Check each line of the material below for "JSON", then copy the ones that contain it.

□ □ □ □

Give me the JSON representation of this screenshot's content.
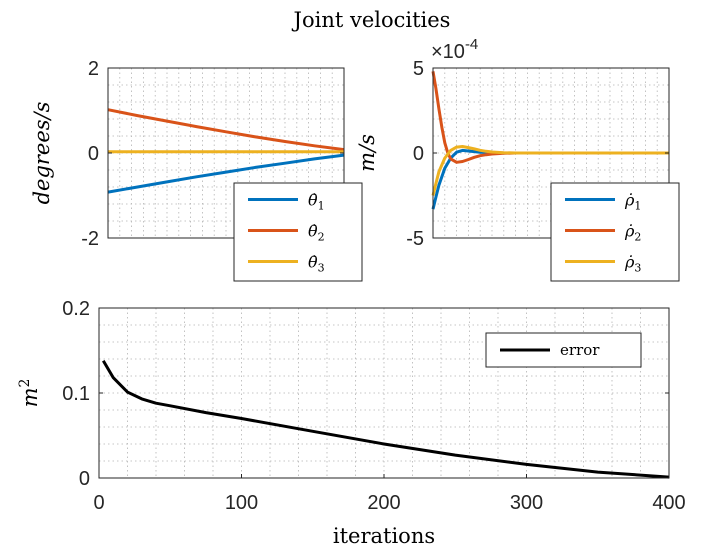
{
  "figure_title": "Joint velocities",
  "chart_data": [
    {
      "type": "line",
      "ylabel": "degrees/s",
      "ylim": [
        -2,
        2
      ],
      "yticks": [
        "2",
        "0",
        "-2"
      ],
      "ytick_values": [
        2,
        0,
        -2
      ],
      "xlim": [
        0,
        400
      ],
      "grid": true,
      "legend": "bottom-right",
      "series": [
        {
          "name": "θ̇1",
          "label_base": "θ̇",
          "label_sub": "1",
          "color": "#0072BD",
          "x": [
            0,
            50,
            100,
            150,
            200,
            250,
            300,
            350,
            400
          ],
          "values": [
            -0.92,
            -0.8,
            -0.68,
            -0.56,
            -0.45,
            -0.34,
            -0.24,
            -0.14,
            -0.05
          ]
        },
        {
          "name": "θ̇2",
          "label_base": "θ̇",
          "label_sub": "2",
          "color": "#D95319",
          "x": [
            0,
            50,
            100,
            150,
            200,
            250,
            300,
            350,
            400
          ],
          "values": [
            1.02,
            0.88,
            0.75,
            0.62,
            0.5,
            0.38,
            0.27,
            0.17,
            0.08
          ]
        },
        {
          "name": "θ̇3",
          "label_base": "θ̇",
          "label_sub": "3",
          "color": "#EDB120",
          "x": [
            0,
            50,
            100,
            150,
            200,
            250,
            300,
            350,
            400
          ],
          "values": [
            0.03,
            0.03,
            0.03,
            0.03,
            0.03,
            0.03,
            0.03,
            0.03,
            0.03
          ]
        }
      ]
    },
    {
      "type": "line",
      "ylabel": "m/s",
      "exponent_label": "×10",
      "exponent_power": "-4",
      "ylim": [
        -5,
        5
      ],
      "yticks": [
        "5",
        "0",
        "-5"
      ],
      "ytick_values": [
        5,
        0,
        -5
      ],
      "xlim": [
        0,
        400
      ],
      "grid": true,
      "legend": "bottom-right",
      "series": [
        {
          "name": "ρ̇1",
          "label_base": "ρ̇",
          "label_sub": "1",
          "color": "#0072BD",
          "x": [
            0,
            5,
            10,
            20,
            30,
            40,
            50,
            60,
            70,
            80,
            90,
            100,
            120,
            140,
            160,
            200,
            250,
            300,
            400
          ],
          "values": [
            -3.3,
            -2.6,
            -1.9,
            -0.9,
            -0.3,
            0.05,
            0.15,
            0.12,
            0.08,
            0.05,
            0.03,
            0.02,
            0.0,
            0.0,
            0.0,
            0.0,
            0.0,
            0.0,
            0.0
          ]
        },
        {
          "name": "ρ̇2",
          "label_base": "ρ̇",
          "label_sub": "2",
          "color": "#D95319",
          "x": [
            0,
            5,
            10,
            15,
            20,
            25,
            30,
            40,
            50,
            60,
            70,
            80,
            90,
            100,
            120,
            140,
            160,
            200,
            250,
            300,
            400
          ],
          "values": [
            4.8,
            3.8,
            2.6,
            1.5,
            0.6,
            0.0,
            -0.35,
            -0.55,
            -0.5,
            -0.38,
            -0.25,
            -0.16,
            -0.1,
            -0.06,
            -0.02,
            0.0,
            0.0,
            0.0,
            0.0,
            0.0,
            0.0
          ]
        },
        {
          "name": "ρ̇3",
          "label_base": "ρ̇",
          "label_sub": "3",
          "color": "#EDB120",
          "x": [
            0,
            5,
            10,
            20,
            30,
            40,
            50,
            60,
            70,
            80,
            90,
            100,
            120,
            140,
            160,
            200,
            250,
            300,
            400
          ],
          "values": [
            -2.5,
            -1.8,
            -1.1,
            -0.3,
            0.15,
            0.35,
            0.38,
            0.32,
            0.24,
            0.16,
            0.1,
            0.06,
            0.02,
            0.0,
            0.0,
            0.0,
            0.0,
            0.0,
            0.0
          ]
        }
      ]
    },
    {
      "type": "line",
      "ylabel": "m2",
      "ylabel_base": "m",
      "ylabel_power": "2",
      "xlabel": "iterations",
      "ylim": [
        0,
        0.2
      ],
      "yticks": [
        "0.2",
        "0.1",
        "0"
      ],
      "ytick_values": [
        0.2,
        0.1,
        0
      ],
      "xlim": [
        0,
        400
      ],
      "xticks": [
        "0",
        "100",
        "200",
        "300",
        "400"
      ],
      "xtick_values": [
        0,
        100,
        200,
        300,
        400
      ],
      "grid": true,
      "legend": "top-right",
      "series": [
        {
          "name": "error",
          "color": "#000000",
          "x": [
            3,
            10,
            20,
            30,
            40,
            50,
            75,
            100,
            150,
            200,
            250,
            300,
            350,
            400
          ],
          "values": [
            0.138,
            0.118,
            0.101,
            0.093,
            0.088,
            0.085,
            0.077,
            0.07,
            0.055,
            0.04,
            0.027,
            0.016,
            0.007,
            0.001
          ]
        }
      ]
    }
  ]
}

□ □ □ □

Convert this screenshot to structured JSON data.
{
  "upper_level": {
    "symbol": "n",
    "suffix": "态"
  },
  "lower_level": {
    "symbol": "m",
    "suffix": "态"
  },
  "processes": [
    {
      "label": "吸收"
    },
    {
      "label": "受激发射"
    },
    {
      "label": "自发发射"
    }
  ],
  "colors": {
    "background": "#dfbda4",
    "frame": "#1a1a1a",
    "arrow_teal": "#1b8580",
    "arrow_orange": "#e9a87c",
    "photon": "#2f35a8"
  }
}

□ □ □ □

TASK RESULT ::
Give me the JSON representation of this screenshot's content.
Convert this screenshot to structured JSON data.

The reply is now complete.